§ **THE EXERCISE**
Output every line of the material exactly, omitting images.

§ **SOURCE MATERIAL**

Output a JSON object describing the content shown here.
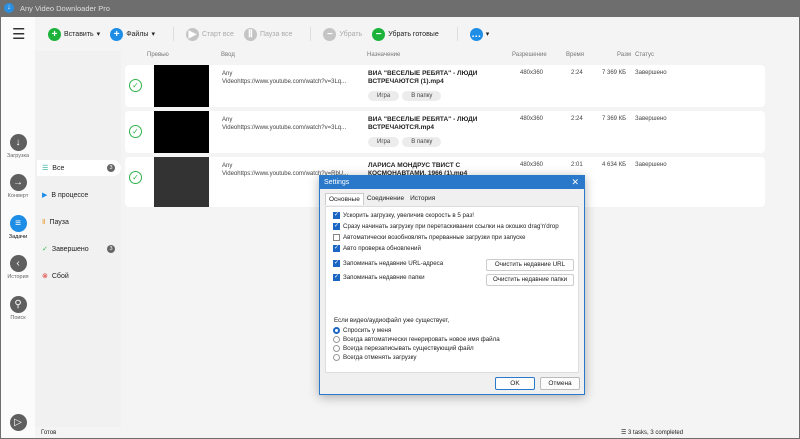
{
  "title": "Any Video Downloader Pro",
  "toolbar": {
    "paste": "Вставить",
    "files": "Файлы",
    "start_all": "Старт все",
    "pause_all": "Пауза все",
    "remove": "Убрать",
    "remove_done": "Убрать готовые"
  },
  "nav": [
    {
      "label": "Загрузка"
    },
    {
      "label": "Конверт"
    },
    {
      "label": "Задачи"
    },
    {
      "label": "История"
    },
    {
      "label": "Поиск"
    }
  ],
  "filters": [
    {
      "label": "Все",
      "count": "3"
    },
    {
      "label": "В процессе"
    },
    {
      "label": "Пауза"
    },
    {
      "label": "Завершено",
      "count": "3"
    },
    {
      "label": "Сбой"
    }
  ],
  "columns": {
    "preview": "Превью",
    "input": "Ввод",
    "dest": "Назначение",
    "res": "Разрешение",
    "time": "Время",
    "size": "Разм",
    "status": "Статус"
  },
  "rows": [
    {
      "src1": "Any",
      "src2": "Videohttps://www.youtube.com/watch?v=3Lq...",
      "dest": "ВИА \"ВЕСЕЛЫЕ РЕБЯТА\" - ЛЮДИ ВСТРЕЧАЮТСЯ (1).mp4",
      "res": "480x360",
      "time": "2:24",
      "size": "7 369 КБ",
      "status": "Завершено",
      "play": "Игра",
      "folder": "В папку"
    },
    {
      "src1": "Any",
      "src2": "Videohttps://www.youtube.com/watch?v=3Lq...",
      "dest": "ВИА \"ВЕСЕЛЫЕ РЕБЯТА\" - ЛЮДИ ВСТРЕЧАЮТСЯ.mp4",
      "res": "480x360",
      "time": "2:24",
      "size": "7 369 КБ",
      "status": "Завершено",
      "play": "Игра",
      "folder": "В папку"
    },
    {
      "src1": "Any",
      "src2": "Videohttps://www.youtube.com/watch?v=RbU...",
      "dest": "ЛАРИСА МОНДРУС  ТВИСТ С КОСМОНАВТАМИ, 1966 (1).mp4",
      "res": "480x360",
      "time": "2:01",
      "size": "4 634 КБ",
      "status": "Завершено"
    }
  ],
  "status": {
    "left": "Готов",
    "right": "3 tasks, 3 completed"
  },
  "dialog": {
    "title": "Settings",
    "tabs": [
      "Основные",
      "Соединение",
      "История"
    ],
    "checks": [
      {
        "label": "Ускорить загрузку, увеличив скорость в 5 раз!",
        "checked": true
      },
      {
        "label": "Сразу начинать загрузку при перетаскивании ссылки на окошко drag'n'drop",
        "checked": true
      },
      {
        "label": "Автоматически возобновлять прерванные загрузки при запуске",
        "checked": false
      },
      {
        "label": "Авто проверка обновлений",
        "checked": true
      },
      {
        "label": "Запоминать недавние URL-адреса",
        "checked": true
      },
      {
        "label": "Запоминать недавние папки",
        "checked": true
      }
    ],
    "clear_urls": "Очистить недавние URL",
    "clear_folders": "Очистить недавние папки",
    "exists_label": "Если видео/аудиофайл уже существует,",
    "radios": [
      "Спросить у меня",
      "Всегда автоматически генерировать новое имя файла",
      "Всегда перезаписывать существующий файл",
      "Всегда отменять загрузку"
    ],
    "ok": "OK",
    "cancel": "Отмена"
  }
}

§ **ANSWER TO THE EXERCISE**
Output a JSON object describing the content shown here.
{
  "title": "Any Video Downloader Pro",
  "toolbar": {
    "paste": "Вставить",
    "files": "Файлы",
    "start_all": "Старт все",
    "pause_all": "Пауза все",
    "remove": "Убрать",
    "remove_done": "Убрать готовые"
  },
  "nav": [
    {
      "label": "Загрузка"
    },
    {
      "label": "Конверт"
    },
    {
      "label": "Задачи"
    },
    {
      "label": "История"
    },
    {
      "label": "Поиск"
    }
  ],
  "filters": [
    {
      "label": "Все",
      "count": "3"
    },
    {
      "label": "В процессе"
    },
    {
      "label": "Пауза"
    },
    {
      "label": "Завершено",
      "count": "3"
    },
    {
      "label": "Сбой"
    }
  ],
  "columns": {
    "preview": "Превью",
    "input": "Ввод",
    "dest": "Назначение",
    "res": "Разрешение",
    "time": "Время",
    "size": "Разм",
    "status": "Статус"
  },
  "rows": [
    {
      "src1": "Any",
      "src2": "Videohttps://www.youtube.com/watch?v=3Lq...",
      "dest": "ВИА \"ВЕСЕЛЫЕ РЕБЯТА\" - ЛЮДИ ВСТРЕЧАЮТСЯ (1).mp4",
      "res": "480x360",
      "time": "2:24",
      "size": "7 369 КБ",
      "status": "Завершено",
      "play": "Игра",
      "folder": "В папку"
    },
    {
      "src1": "Any",
      "src2": "Videohttps://www.youtube.com/watch?v=3Lq...",
      "dest": "ВИА \"ВЕСЕЛЫЕ РЕБЯТА\" - ЛЮДИ ВСТРЕЧАЮТСЯ.mp4",
      "res": "480x360",
      "time": "2:24",
      "size": "7 369 КБ",
      "status": "Завершено",
      "play": "Игра",
      "folder": "В папку"
    },
    {
      "src1": "Any",
      "src2": "Videohttps://www.youtube.com/watch?v=RbU...",
      "dest": "ЛАРИСА МОНДРУС  ТВИСТ С КОСМОНАВТАМИ, 1966 (1).mp4",
      "res": "480x360",
      "time": "2:01",
      "size": "4 634 КБ",
      "status": "Завершено"
    }
  ],
  "status": {
    "left": "Готов",
    "right": "3 tasks, 3 completed"
  },
  "dialog": {
    "title": "Settings",
    "tabs": [
      "Основные",
      "Соединение",
      "История"
    ],
    "checks": [
      {
        "label": "Ускорить загрузку, увеличив скорость в 5 раз!",
        "checked": true
      },
      {
        "label": "Сразу начинать загрузку при перетаскивании ссылки на окошко drag'n'drop",
        "checked": true
      },
      {
        "label": "Автоматически возобновлять прерванные загрузки при запуске",
        "checked": false
      },
      {
        "label": "Авто проверка обновлений",
        "checked": true
      },
      {
        "label": "Запоминать недавние URL-адреса",
        "checked": true
      },
      {
        "label": "Запоминать недавние папки",
        "checked": true
      }
    ],
    "clear_urls": "Очистить недавние URL",
    "clear_folders": "Очистить недавние папки",
    "exists_label": "Если видео/аудиофайл уже существует,",
    "radios": [
      "Спросить у меня",
      "Всегда автоматически генерировать новое имя файла",
      "Всегда перезаписывать существующий файл",
      "Всегда отменять загрузку"
    ],
    "ok": "OK",
    "cancel": "Отмена"
  }
}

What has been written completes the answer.